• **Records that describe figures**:
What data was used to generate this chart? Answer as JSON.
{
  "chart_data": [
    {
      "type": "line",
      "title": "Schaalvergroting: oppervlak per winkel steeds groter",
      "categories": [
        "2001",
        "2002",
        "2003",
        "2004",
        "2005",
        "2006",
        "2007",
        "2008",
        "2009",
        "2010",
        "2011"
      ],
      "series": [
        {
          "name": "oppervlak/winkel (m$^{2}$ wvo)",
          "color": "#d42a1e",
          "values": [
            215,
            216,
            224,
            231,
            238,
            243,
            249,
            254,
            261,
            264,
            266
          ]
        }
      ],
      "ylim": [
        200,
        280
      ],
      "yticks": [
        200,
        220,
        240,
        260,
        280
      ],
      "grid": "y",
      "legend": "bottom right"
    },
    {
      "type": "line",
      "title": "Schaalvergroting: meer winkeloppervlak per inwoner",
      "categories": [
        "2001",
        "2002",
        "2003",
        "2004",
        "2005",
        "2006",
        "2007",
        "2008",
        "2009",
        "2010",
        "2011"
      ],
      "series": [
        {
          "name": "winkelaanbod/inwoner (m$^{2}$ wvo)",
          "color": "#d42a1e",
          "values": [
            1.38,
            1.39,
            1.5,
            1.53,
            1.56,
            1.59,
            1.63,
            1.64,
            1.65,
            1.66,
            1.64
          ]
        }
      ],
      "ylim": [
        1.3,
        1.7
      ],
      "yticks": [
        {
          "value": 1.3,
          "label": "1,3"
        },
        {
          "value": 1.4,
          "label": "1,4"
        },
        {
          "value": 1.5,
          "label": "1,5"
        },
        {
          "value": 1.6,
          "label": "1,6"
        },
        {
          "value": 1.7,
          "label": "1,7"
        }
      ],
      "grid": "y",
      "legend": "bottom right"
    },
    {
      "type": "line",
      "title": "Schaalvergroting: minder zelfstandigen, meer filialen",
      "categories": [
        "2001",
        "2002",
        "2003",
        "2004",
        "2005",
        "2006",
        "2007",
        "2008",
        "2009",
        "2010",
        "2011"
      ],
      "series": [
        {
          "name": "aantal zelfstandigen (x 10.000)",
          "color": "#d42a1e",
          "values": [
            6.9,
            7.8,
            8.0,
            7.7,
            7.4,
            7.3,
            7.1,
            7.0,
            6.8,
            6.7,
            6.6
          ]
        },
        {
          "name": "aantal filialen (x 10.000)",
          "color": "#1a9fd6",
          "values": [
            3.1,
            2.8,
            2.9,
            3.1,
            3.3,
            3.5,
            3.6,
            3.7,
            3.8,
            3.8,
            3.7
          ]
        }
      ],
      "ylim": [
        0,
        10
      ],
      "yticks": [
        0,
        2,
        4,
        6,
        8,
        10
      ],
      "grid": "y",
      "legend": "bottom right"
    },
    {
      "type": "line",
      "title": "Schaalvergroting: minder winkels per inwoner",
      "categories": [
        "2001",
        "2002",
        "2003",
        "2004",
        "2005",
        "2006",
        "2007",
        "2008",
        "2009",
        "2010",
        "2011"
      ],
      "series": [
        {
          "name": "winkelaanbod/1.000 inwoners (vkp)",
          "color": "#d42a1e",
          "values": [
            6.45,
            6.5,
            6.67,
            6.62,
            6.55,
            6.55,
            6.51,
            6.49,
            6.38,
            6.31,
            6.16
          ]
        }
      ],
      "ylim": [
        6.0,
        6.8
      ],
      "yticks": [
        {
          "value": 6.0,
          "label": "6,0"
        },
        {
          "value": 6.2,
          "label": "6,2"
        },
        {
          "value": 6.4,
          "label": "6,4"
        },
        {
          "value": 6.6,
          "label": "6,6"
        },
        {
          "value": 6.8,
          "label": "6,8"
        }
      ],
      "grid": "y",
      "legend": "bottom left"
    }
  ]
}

• **WORK TO DO**:
From the listing above, collect each line in which the string "name" appears.

• **EXPECTED ANSWER**:
          "name": "oppervlak/winkel (m$^{2}$ wvo)",
          "name": "winkelaanbod/inwoner (m$^{2}$ wvo)",
          "name": "aantal zelfstandigen (x 10.000)",
          "name": "aantal filialen (x 10.000)",
          "name": "winkelaanbod/1.000 inwoners (vkp)",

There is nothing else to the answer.